• [Dataset records]
****************
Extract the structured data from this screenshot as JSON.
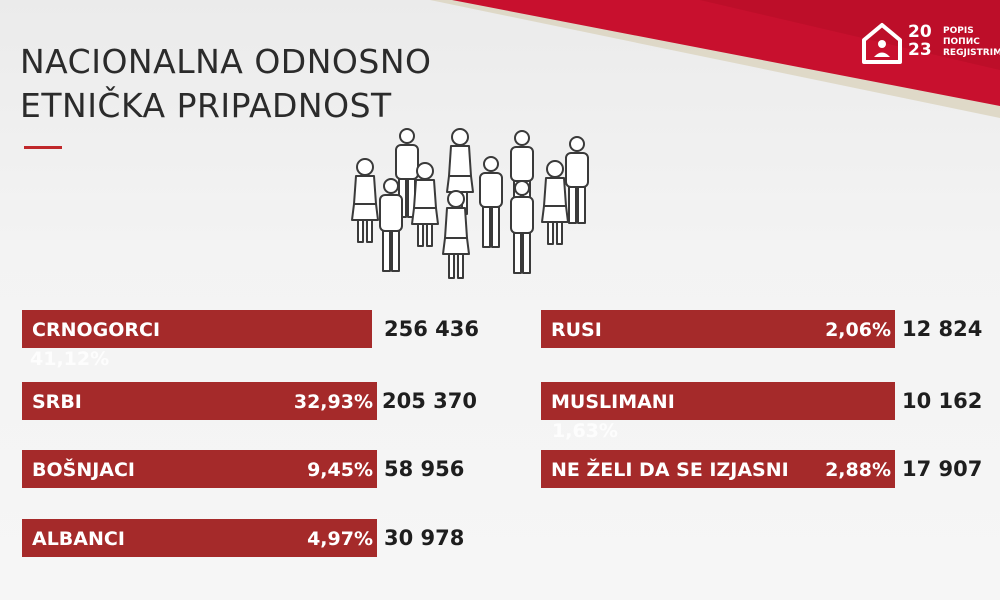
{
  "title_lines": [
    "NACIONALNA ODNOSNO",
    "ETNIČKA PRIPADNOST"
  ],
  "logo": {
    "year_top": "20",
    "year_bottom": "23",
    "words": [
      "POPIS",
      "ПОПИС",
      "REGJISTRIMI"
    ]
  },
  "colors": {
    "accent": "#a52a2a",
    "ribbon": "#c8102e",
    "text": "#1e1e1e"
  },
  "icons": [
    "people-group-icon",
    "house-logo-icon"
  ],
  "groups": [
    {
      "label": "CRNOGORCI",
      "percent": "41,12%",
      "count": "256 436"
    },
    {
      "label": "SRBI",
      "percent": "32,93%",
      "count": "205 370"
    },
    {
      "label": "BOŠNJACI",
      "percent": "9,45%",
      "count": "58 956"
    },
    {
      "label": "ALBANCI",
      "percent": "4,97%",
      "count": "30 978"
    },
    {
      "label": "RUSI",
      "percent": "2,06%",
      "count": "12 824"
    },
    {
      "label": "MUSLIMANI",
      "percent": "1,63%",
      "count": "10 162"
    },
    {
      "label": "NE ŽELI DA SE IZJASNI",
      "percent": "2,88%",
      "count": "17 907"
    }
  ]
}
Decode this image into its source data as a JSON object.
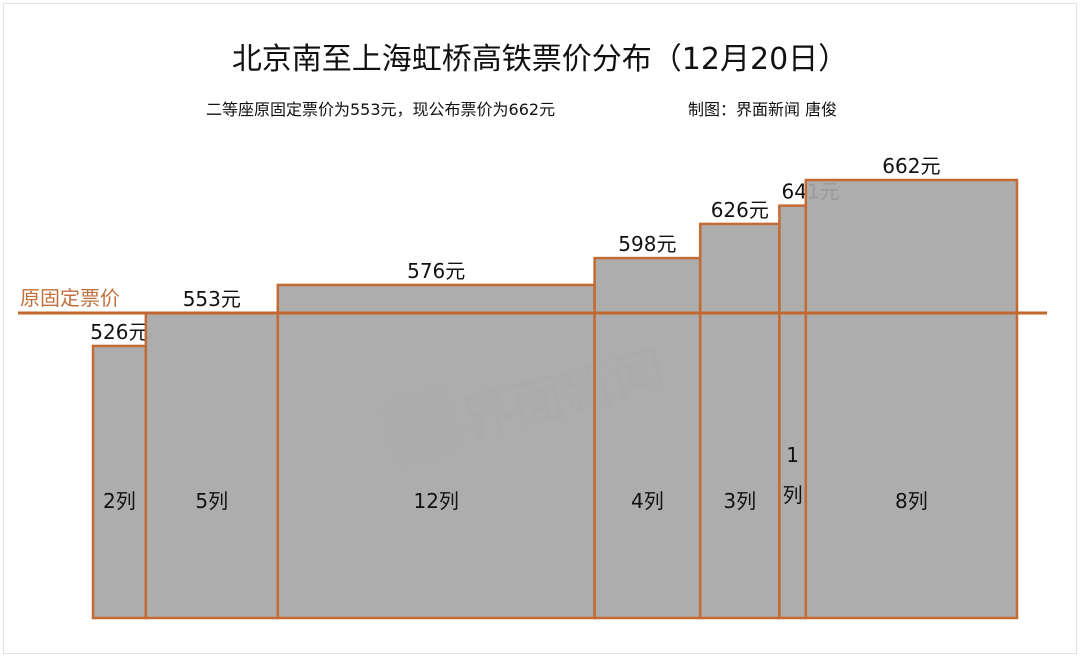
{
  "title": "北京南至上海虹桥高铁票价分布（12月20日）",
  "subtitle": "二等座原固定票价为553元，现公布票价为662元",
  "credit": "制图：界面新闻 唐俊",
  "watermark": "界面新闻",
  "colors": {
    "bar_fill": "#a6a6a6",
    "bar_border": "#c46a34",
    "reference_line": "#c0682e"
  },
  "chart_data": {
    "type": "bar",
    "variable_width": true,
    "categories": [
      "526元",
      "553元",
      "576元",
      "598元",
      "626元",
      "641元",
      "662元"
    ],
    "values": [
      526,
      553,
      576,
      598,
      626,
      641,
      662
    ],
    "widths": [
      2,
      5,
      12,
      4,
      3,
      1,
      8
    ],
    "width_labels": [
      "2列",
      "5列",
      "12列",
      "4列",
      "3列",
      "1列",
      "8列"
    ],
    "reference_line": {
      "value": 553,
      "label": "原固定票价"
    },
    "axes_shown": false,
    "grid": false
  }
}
****************
• [YOUR INSTRUCTIONS] What is the number of lines in this listing that contain the word "JSON"? Answer with that number and nothing else.

• [TASK OUTPUT] 2